• _ENTRIES SHOWN_
····················
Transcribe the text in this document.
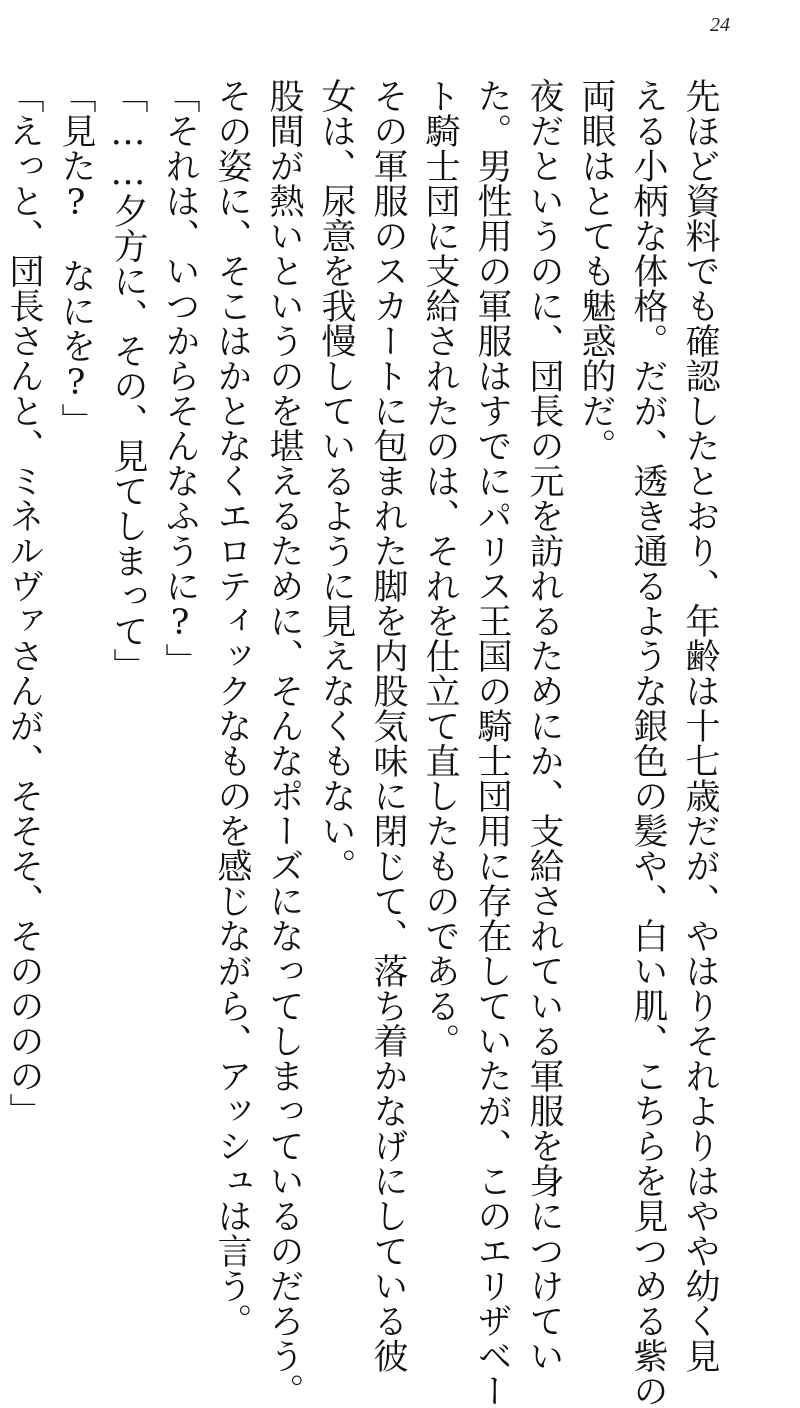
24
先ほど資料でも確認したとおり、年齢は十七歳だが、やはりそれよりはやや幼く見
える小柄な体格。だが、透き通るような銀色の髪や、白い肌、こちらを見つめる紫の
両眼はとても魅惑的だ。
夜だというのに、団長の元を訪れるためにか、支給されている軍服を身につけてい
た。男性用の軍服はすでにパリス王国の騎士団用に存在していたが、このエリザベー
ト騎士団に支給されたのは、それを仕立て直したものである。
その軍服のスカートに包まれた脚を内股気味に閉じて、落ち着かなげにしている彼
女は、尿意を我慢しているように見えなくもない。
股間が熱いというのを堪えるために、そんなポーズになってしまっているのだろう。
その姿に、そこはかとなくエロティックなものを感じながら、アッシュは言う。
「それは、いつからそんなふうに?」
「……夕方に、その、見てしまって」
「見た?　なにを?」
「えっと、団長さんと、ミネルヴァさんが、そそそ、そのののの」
····················
Using the records above, output their complete text exactly, minus any images.

• _CORRECT ANSWER_
Transcribe the text in this document.
24
先ほど資料でも確認したとおり、年齢は十七歳だが、やはりそれよりはやや幼く見
える小柄な体格。だが、透き通るような銀色の髪や、白い肌、こちらを見つめる紫の
両眼はとても魅惑的だ。
夜だというのに、団長の元を訪れるためにか、支給されている軍服を身につけてい
た。男性用の軍服はすでにパリス王国の騎士団用に存在していたが、このエリザベー
ト騎士団に支給されたのは、それを仕立て直したものである。
その軍服のスカートに包まれた脚を内股気味に閉じて、落ち着かなげにしている彼
女は、尿意を我慢しているように見えなくもない。
股間が熱いというのを堪えるために、そんなポーズになってしまっているのだろう。
その姿に、そこはかとなくエロティックなものを感じながら、アッシュは言う。
「それは、いつからそんなふうに?」
「……夕方に、その、見てしまって」
「見た?　なにを?」
「えっと、団長さんと、ミネルヴァさんが、そそそ、そのののの」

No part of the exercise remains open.